* Given task *
Transcribe every line, keeping it exact.

* Stored rows *
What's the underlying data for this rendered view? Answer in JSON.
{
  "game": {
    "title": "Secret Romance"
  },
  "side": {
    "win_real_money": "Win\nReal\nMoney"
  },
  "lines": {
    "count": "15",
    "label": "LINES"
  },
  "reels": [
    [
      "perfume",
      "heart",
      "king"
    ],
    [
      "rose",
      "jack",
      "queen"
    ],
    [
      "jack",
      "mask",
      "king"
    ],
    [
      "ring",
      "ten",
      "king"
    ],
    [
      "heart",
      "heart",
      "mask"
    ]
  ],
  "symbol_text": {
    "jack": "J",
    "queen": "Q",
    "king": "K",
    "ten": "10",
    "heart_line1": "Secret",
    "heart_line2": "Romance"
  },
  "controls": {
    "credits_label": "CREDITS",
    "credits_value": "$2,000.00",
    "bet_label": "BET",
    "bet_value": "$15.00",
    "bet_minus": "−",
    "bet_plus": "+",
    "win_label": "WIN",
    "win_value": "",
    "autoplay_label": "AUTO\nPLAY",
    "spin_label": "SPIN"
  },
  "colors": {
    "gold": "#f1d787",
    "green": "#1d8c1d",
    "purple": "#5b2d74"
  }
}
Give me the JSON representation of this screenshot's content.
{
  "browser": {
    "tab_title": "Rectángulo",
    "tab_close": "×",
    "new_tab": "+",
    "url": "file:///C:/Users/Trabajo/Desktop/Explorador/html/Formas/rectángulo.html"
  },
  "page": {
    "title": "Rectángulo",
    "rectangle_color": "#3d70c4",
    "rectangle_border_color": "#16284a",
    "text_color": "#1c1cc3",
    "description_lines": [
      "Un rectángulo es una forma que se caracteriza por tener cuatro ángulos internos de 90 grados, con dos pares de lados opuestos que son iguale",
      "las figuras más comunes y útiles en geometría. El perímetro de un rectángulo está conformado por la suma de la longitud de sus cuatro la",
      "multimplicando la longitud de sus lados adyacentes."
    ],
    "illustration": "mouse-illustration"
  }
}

* Exercise output *
What's the underlying data for this rendered view? Answer in JSON.
{
  "game": {
    "title": "Secret Romance"
  },
  "side": {
    "win_real_money": "Win\nReal\nMoney"
  },
  "lines": {
    "count": "15",
    "label": "LINES"
  },
  "reels": [
    [
      "perfume",
      "heart",
      "king"
    ],
    [
      "rose",
      "jack",
      "queen"
    ],
    [
      "jack",
      "mask",
      "king"
    ],
    [
      "ring",
      "ten",
      "king"
    ],
    [
      "heart",
      "heart",
      "mask"
    ]
  ],
  "symbol_text": {
    "jack": "J",
    "queen": "Q",
    "king": "K",
    "ten": "10",
    "heart_line1": "Secret",
    "heart_line2": "Romance"
  },
  "controls": {
    "credits_label": "CREDITS",
    "credits_value": "$2,000.00",
    "bet_label": "BET",
    "bet_value": "$15.00",
    "bet_minus": "−",
    "bet_plus": "+",
    "win_label": "WIN",
    "win_value": "",
    "autoplay_label": "AUTO\nPLAY",
    "spin_label": "SPIN"
  },
  "colors": {
    "gold": "#f1d787",
    "green": "#1d8c1d",
    "purple": "#5b2d74"
  }
}
Give me the JSON representation of this screenshot's content.
{
  "browser": {
    "tab_title": "Rectángulo",
    "tab_close": "×",
    "new_tab": "+",
    "url": "file:///C:/Users/Trabajo/Desktop/Explorador/html/Formas/rectángulo.html"
  },
  "page": {
    "title": "Rectángulo",
    "rectangle_color": "#3d70c4",
    "rectangle_border_color": "#16284a",
    "text_color": "#1c1cc3",
    "description_lines": [
      "Un rectángulo es una forma que se caracteriza por tener cuatro ángulos internos de 90 grados, con dos pares de lados opuestos que son iguale",
      "las figuras más comunes y útiles en geometría. El perímetro de un rectángulo está conformado por la suma de la longitud de sus cuatro la",
      "multimplicando la longitud de sus lados adyacentes."
    ],
    "illustration": "mouse-illustration"
  }
}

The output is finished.